▶ **Problem 1**: Repeat everything in the web scraping text from "Because the internet" down to "a Python object.", keeping the wording unchanged.

▶ **Extracted text**:
==================================================

Amount of data available on the Internet is a rich resource for any type of research or personal data analysis . To effectively harvest the data, a techinque called web scraping is used. The Python libraries requests and Beautiful Soup are powerful web scraping tools for the job.
Use requests and Beautiful Soup for scraping and parsing data from the Web example is shown below 

### What Is Web Scraping?
Web scraping is the process of gathering information from the Internet. The word “web scraping” usually refer to a process that involves automation.Automated web scraping can be a solution to speed up the data collection process. Manual web scraping can take a lot of time and repetition.
Because the internet is dynamic, the scrapers we use will probably require constant maintenance. It is always useful to  set up continuous integration to run scraping tests periodically to ensure that the main script doesn’t break without our  knowledge.




### Scrape Static HTML Content From a Page
* Get the site’s HTML code into your Python script so that you can interact  with it. 
* use Python’s requests library. 

This code performs an HTTP request to the given URL. It retrieves the HTML data that the server sends back and stores that data in a Python object.
The server that hosts the site sends back HTML documents that already contain all the data 

The Components of a Web Page:
When we visit a web page, our web browser makes a request to a web server. This request is called a GET request, since we’re getting files from the server. The server then sends back files that tell our browser how to render the page for us. These files will typically include:
 *  HTML — the main content of the page. HTML consists of elements called tags. The most basic tag is the <html> tag. This tag tells the web browser that everything inside of it is HTML.

==================================================

▶ **Extracted material**:
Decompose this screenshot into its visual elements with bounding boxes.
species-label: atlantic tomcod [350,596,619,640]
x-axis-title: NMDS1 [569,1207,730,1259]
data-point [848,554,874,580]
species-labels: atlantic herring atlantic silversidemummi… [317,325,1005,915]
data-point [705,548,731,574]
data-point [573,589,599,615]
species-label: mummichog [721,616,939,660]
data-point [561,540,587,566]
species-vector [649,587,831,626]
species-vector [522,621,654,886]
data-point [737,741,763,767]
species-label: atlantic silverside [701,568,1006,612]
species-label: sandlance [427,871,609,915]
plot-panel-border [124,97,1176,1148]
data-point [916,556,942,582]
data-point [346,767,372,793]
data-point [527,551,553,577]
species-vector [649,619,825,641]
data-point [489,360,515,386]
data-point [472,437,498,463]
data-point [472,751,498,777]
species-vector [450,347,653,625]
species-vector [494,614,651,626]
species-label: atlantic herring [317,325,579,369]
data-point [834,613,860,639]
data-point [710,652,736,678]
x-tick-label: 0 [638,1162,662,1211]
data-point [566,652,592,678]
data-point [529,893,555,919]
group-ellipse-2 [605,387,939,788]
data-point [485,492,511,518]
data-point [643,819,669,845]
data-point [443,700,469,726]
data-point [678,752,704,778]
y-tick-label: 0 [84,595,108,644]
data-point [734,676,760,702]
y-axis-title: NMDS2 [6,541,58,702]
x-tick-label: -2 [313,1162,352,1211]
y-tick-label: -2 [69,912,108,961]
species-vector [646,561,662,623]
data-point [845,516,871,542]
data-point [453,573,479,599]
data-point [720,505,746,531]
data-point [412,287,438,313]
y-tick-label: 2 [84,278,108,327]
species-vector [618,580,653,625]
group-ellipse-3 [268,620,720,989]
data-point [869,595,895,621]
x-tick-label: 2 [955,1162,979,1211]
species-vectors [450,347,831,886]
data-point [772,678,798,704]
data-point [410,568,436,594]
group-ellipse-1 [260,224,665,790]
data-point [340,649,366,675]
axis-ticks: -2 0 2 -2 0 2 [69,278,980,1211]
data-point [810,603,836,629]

==================================================

▶ **Problem 2**: Reproduce the listing word for word, from its first line down to and including the line that contains "y-tick-label: 0 [84,595,108,644]".

▶ **Task answer 1**:
Because the internet is dynamic, the scrapers we use will probably require constant maintenance. It is always useful to  set up continuous integration to run scraping tests periodically to ensure that the main script doesn’t break without our  knowledge.




### Scrape Static HTML Content From a Page
* Get the site’s HTML code into your Python script so that you can interact  with it. 
* use Python’s requests library. 

This code performs an HTTP request to the given URL. It retrieves the HTML data that the server sends back and stores that data in a Python object.

▶ **Task answer 2**:
Decompose this screenshot into its visual elements with bounding boxes.
species-label: atlantic tomcod [350,596,619,640]
x-axis-title: NMDS1 [569,1207,730,1259]
data-point [848,554,874,580]
species-labels: atlantic herring atlantic silversidemummi… [317,325,1005,915]
data-point [705,548,731,574]
data-point [573,589,599,615]
species-label: mummichog [721,616,939,660]
data-point [561,540,587,566]
species-vector [649,587,831,626]
species-vector [522,621,654,886]
data-point [737,741,763,767]
species-label: atlantic silverside [701,568,1006,612]
species-label: sandlance [427,871,609,915]
plot-panel-border [124,97,1176,1148]
data-point [916,556,942,582]
data-point [346,767,372,793]
data-point [527,551,553,577]
species-vector [649,619,825,641]
data-point [489,360,515,386]
data-point [472,437,498,463]
data-point [472,751,498,777]
species-vector [450,347,653,625]
species-vector [494,614,651,626]
species-label: atlantic herring [317,325,579,369]
data-point [834,613,860,639]
data-point [710,652,736,678]
x-tick-label: 0 [638,1162,662,1211]
data-point [566,652,592,678]
data-point [529,893,555,919]
group-ellipse-2 [605,387,939,788]
data-point [485,492,511,518]
data-point [643,819,669,845]
data-point [443,700,469,726]
data-point [678,752,704,778]
y-tick-label: 0 [84,595,108,644]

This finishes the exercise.